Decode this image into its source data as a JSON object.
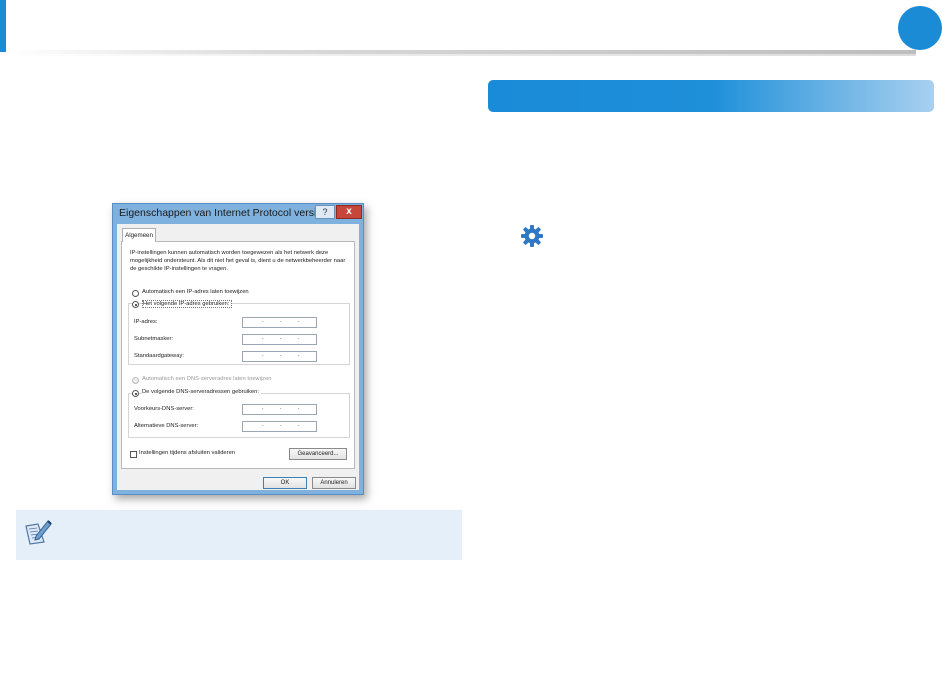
{
  "colors": {
    "accent": "#1b8bd6",
    "note_bg": "#e4eff9",
    "close": "#c7463a"
  },
  "icons": {
    "gear": "gear-icon",
    "note": "note-pencil-icon"
  },
  "dialog": {
    "title": "Eigenschappen van Internet Protocol versi...",
    "help_label": "?",
    "close_label": "x",
    "tab_label": "Algemeen",
    "description": "IP-instellingen kunnen automatisch worden toegewezen als het netwerk deze mogelijkheid ondersteunt. Als dit niet het geval is, dient u de netwerkbeheerder naar de geschikte IP-instellingen te vragen.",
    "ip_auto_label": "Automatisch een IP-adres laten toewijzen",
    "ip_manual_label": "Het volgende IP-adres gebruiken:",
    "ip_address_label": "IP-adres:",
    "subnet_label": "Subnetmasker:",
    "gateway_label": "Standaardgateway:",
    "dns_auto_label": "Automatisch een DNS-serveradres laten toewijzen",
    "dns_manual_label": "De volgende DNS-serveradressen gebruiken:",
    "preferred_dns_label": "Voorkeurs-DNS-server:",
    "alternate_dns_label": "Alternatieve DNS-server:",
    "ip_dot": ".",
    "validate_label": "Instellingen tijdens afsluiten valideren",
    "advanced_label": "Geavanceerd...",
    "ok_label": "OK",
    "cancel_label": "Annuleren"
  }
}
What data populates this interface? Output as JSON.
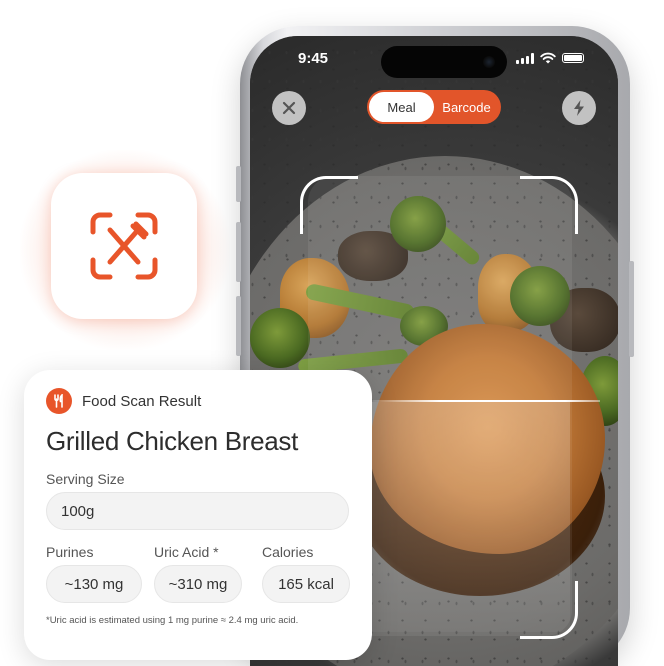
{
  "status_bar": {
    "time": "9:45"
  },
  "camera": {
    "modes": [
      {
        "label": "Meal",
        "active": true
      },
      {
        "label": "Barcode",
        "active": false
      }
    ],
    "close_icon": "close-icon",
    "flash_icon": "flash-icon"
  },
  "app_icon": {
    "icon": "scan-utensils-icon",
    "accent": "#E8552A"
  },
  "result_card": {
    "header": "Food Scan Result",
    "food_name": "Grilled Chicken Breast",
    "serving_size": {
      "label": "Serving Size",
      "value": "100g"
    },
    "metrics": [
      {
        "label": "Purines",
        "value": "~130 mg"
      },
      {
        "label": "Uric Acid *",
        "value": "~310 mg"
      },
      {
        "label": "Calories",
        "value": "165 kcal"
      }
    ],
    "footnote": "*Uric acid is estimated using 1 mg purine ≈ 2.4 mg uric acid."
  },
  "colors": {
    "accent": "#E8552A",
    "card_bg": "#FFFFFF",
    "pill_bg": "#F3F3F3"
  }
}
***
_WORK TO COMPLETE_. Quote the data above in full, leaving out the pictures it holds.

_RESPONSE BELOW_.
Decode this image into its source data as a JSON object.
{
  "colors": {
    "accent": "#1b8bd6",
    "note_bg": "#e4eff9",
    "close": "#c7463a"
  },
  "icons": {
    "gear": "gear-icon",
    "note": "note-pencil-icon"
  },
  "dialog": {
    "title": "Eigenschappen van Internet Protocol versi...",
    "help_label": "?",
    "close_label": "x",
    "tab_label": "Algemeen",
    "description": "IP-instellingen kunnen automatisch worden toegewezen als het netwerk deze mogelijkheid ondersteunt. Als dit niet het geval is, dient u de netwerkbeheerder naar de geschikte IP-instellingen te vragen.",
    "ip_auto_label": "Automatisch een IP-adres laten toewijzen",
    "ip_manual_label": "Het volgende IP-adres gebruiken:",
    "ip_address_label": "IP-adres:",
    "subnet_label": "Subnetmasker:",
    "gateway_label": "Standaardgateway:",
    "dns_auto_label": "Automatisch een DNS-serveradres laten toewijzen",
    "dns_manual_label": "De volgende DNS-serveradressen gebruiken:",
    "preferred_dns_label": "Voorkeurs-DNS-server:",
    "alternate_dns_label": "Alternatieve DNS-server:",
    "ip_dot": ".",
    "validate_label": "Instellingen tijdens afsluiten valideren",
    "advanced_label": "Geavanceerd...",
    "ok_label": "OK",
    "cancel_label": "Annuleren"
  }
}
What data populates this interface? Output as JSON.
{
  "status_bar": {
    "time": "9:45"
  },
  "camera": {
    "modes": [
      {
        "label": "Meal",
        "active": true
      },
      {
        "label": "Barcode",
        "active": false
      }
    ],
    "close_icon": "close-icon",
    "flash_icon": "flash-icon"
  },
  "app_icon": {
    "icon": "scan-utensils-icon",
    "accent": "#E8552A"
  },
  "result_card": {
    "header": "Food Scan Result",
    "food_name": "Grilled Chicken Breast",
    "serving_size": {
      "label": "Serving Size",
      "value": "100g"
    },
    "metrics": [
      {
        "label": "Purines",
        "value": "~130 mg"
      },
      {
        "label": "Uric Acid *",
        "value": "~310 mg"
      },
      {
        "label": "Calories",
        "value": "165 kcal"
      }
    ],
    "footnote": "*Uric acid is estimated using 1 mg purine ≈ 2.4 mg uric acid."
  },
  "colors": {
    "accent": "#E8552A",
    "card_bg": "#FFFFFF",
    "pill_bg": "#F3F3F3"
  }
}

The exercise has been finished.